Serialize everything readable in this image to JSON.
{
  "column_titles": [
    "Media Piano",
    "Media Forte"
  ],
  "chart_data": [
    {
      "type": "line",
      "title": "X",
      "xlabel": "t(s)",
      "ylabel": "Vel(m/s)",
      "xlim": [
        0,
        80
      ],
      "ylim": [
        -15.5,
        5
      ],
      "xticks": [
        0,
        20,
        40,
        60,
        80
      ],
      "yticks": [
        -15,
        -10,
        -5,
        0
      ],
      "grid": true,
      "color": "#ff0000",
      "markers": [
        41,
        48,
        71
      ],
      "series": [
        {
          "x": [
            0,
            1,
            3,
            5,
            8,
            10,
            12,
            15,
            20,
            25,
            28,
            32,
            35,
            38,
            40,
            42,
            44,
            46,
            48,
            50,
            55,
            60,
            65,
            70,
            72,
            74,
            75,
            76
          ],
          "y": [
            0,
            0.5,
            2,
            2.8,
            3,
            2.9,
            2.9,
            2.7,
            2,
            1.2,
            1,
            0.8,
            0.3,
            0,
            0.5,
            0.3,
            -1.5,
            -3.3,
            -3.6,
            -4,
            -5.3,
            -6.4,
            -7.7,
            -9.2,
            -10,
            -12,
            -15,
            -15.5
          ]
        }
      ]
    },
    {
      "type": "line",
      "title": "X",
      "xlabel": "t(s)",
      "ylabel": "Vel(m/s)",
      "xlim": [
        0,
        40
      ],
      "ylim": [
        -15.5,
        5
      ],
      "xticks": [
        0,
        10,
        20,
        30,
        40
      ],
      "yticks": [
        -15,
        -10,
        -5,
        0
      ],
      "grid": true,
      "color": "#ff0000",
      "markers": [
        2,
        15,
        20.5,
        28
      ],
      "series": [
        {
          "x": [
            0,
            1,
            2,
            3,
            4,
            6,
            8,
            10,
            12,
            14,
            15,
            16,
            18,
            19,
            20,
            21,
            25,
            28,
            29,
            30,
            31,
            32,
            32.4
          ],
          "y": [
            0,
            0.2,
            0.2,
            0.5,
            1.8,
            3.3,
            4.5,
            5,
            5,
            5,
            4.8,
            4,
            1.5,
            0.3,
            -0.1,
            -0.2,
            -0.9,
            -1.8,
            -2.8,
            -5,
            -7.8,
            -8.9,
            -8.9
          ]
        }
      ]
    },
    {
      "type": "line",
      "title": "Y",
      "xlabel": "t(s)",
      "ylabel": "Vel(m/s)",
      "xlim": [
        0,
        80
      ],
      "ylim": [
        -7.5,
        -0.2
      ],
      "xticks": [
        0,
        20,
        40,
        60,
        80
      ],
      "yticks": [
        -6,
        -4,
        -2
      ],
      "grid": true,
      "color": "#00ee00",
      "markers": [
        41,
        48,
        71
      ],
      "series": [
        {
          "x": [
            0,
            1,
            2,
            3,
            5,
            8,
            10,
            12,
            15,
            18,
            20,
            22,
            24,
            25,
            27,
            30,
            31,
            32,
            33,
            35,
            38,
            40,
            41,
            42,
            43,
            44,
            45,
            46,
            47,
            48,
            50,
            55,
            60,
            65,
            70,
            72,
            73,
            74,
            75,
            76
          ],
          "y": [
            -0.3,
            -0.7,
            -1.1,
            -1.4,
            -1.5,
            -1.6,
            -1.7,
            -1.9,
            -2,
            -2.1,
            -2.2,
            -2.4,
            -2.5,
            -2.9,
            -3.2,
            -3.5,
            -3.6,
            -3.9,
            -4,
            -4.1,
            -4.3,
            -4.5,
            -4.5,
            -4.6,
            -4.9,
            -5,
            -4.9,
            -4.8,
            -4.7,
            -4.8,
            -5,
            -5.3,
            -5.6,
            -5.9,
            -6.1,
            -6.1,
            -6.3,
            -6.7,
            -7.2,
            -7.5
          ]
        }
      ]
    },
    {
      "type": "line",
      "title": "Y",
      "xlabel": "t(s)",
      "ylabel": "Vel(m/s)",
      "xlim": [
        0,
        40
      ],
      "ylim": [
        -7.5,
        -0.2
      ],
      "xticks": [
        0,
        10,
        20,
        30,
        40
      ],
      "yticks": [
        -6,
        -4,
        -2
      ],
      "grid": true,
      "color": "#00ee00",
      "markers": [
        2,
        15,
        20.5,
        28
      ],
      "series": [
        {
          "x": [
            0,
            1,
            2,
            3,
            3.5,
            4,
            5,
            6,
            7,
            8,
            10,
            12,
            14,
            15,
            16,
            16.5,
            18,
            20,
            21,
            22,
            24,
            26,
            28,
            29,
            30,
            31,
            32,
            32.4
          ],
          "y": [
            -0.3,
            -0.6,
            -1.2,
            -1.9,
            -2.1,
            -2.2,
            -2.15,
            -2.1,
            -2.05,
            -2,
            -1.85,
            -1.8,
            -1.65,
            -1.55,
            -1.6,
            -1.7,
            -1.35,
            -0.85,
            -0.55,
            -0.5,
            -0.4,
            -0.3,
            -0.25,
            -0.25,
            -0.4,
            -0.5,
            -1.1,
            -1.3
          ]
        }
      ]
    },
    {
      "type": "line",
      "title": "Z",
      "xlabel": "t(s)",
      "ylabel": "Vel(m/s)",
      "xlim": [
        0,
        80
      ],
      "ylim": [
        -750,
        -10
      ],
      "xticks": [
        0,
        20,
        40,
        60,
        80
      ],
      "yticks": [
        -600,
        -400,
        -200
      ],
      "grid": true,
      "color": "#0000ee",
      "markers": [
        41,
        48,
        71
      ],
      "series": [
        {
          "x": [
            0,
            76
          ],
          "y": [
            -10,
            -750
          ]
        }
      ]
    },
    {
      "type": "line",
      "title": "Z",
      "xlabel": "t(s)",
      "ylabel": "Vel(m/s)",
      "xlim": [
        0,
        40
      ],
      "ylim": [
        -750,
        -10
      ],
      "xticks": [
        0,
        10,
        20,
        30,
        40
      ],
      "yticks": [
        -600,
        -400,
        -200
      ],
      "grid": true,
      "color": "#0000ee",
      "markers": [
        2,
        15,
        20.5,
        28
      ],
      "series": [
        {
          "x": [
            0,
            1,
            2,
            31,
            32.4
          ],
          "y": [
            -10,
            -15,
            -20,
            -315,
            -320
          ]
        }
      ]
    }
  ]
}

··········

Set all of the entries down again, exactly as they were given.

Serialize everything readable in this image to JSON.
{
  "column_titles": [
    "Media Piano",
    "Media Forte"
  ],
  "chart_data": [
    {
      "type": "line",
      "title": "X",
      "xlabel": "t(s)",
      "ylabel": "Vel(m/s)",
      "xlim": [
        0,
        80
      ],
      "ylim": [
        -15.5,
        5
      ],
      "xticks": [
        0,
        20,
        40,
        60,
        80
      ],
      "yticks": [
        -15,
        -10,
        -5,
        0
      ],
      "grid": true,
      "color": "#ff0000",
      "markers": [
        41,
        48,
        71
      ],
      "series": [
        {
          "x": [
            0,
            1,
            3,
            5,
            8,
            10,
            12,
            15,
            20,
            25,
            28,
            32,
            35,
            38,
            40,
            42,
            44,
            46,
            48,
            50,
            55,
            60,
            65,
            70,
            72,
            74,
            75,
            76
          ],
          "y": [
            0,
            0.5,
            2,
            2.8,
            3,
            2.9,
            2.9,
            2.7,
            2,
            1.2,
            1,
            0.8,
            0.3,
            0,
            0.5,
            0.3,
            -1.5,
            -3.3,
            -3.6,
            -4,
            -5.3,
            -6.4,
            -7.7,
            -9.2,
            -10,
            -12,
            -15,
            -15.5
          ]
        }
      ]
    },
    {
      "type": "line",
      "title": "X",
      "xlabel": "t(s)",
      "ylabel": "Vel(m/s)",
      "xlim": [
        0,
        40
      ],
      "ylim": [
        -15.5,
        5
      ],
      "xticks": [
        0,
        10,
        20,
        30,
        40
      ],
      "yticks": [
        -15,
        -10,
        -5,
        0
      ],
      "grid": true,
      "color": "#ff0000",
      "markers": [
        2,
        15,
        20.5,
        28
      ],
      "series": [
        {
          "x": [
            0,
            1,
            2,
            3,
            4,
            6,
            8,
            10,
            12,
            14,
            15,
            16,
            18,
            19,
            20,
            21,
            25,
            28,
            29,
            30,
            31,
            32,
            32.4
          ],
          "y": [
            0,
            0.2,
            0.2,
            0.5,
            1.8,
            3.3,
            4.5,
            5,
            5,
            5,
            4.8,
            4,
            1.5,
            0.3,
            -0.1,
            -0.2,
            -0.9,
            -1.8,
            -2.8,
            -5,
            -7.8,
            -8.9,
            -8.9
          ]
        }
      ]
    },
    {
      "type": "line",
      "title": "Y",
      "xlabel": "t(s)",
      "ylabel": "Vel(m/s)",
      "xlim": [
        0,
        80
      ],
      "ylim": [
        -7.5,
        -0.2
      ],
      "xticks": [
        0,
        20,
        40,
        60,
        80
      ],
      "yticks": [
        -6,
        -4,
        -2
      ],
      "grid": true,
      "color": "#00ee00",
      "markers": [
        41,
        48,
        71
      ],
      "series": [
        {
          "x": [
            0,
            1,
            2,
            3,
            5,
            8,
            10,
            12,
            15,
            18,
            20,
            22,
            24,
            25,
            27,
            30,
            31,
            32,
            33,
            35,
            38,
            40,
            41,
            42,
            43,
            44,
            45,
            46,
            47,
            48,
            50,
            55,
            60,
            65,
            70,
            72,
            73,
            74,
            75,
            76
          ],
          "y": [
            -0.3,
            -0.7,
            -1.1,
            -1.4,
            -1.5,
            -1.6,
            -1.7,
            -1.9,
            -2,
            -2.1,
            -2.2,
            -2.4,
            -2.5,
            -2.9,
            -3.2,
            -3.5,
            -3.6,
            -3.9,
            -4,
            -4.1,
            -4.3,
            -4.5,
            -4.5,
            -4.6,
            -4.9,
            -5,
            -4.9,
            -4.8,
            -4.7,
            -4.8,
            -5,
            -5.3,
            -5.6,
            -5.9,
            -6.1,
            -6.1,
            -6.3,
            -6.7,
            -7.2,
            -7.5
          ]
        }
      ]
    },
    {
      "type": "line",
      "title": "Y",
      "xlabel": "t(s)",
      "ylabel": "Vel(m/s)",
      "xlim": [
        0,
        40
      ],
      "ylim": [
        -7.5,
        -0.2
      ],
      "xticks": [
        0,
        10,
        20,
        30,
        40
      ],
      "yticks": [
        -6,
        -4,
        -2
      ],
      "grid": true,
      "color": "#00ee00",
      "markers": [
        2,
        15,
        20.5,
        28
      ],
      "series": [
        {
          "x": [
            0,
            1,
            2,
            3,
            3.5,
            4,
            5,
            6,
            7,
            8,
            10,
            12,
            14,
            15,
            16,
            16.5,
            18,
            20,
            21,
            22,
            24,
            26,
            28,
            29,
            30,
            31,
            32,
            32.4
          ],
          "y": [
            -0.3,
            -0.6,
            -1.2,
            -1.9,
            -2.1,
            -2.2,
            -2.15,
            -2.1,
            -2.05,
            -2,
            -1.85,
            -1.8,
            -1.65,
            -1.55,
            -1.6,
            -1.7,
            -1.35,
            -0.85,
            -0.55,
            -0.5,
            -0.4,
            -0.3,
            -0.25,
            -0.25,
            -0.4,
            -0.5,
            -1.1,
            -1.3
          ]
        }
      ]
    },
    {
      "type": "line",
      "title": "Z",
      "xlabel": "t(s)",
      "ylabel": "Vel(m/s)",
      "xlim": [
        0,
        80
      ],
      "ylim": [
        -750,
        -10
      ],
      "xticks": [
        0,
        20,
        40,
        60,
        80
      ],
      "yticks": [
        -600,
        -400,
        -200
      ],
      "grid": true,
      "color": "#0000ee",
      "markers": [
        41,
        48,
        71
      ],
      "series": [
        {
          "x": [
            0,
            76
          ],
          "y": [
            -10,
            -750
          ]
        }
      ]
    },
    {
      "type": "line",
      "title": "Z",
      "xlabel": "t(s)",
      "ylabel": "Vel(m/s)",
      "xlim": [
        0,
        40
      ],
      "ylim": [
        -750,
        -10
      ],
      "xticks": [
        0,
        10,
        20,
        30,
        40
      ],
      "yticks": [
        -600,
        -400,
        -200
      ],
      "grid": true,
      "color": "#0000ee",
      "markers": [
        2,
        15,
        20.5,
        28
      ],
      "series": [
        {
          "x": [
            0,
            1,
            2,
            31,
            32.4
          ],
          "y": [
            -10,
            -15,
            -20,
            -315,
            -320
          ]
        }
      ]
    }
  ]
}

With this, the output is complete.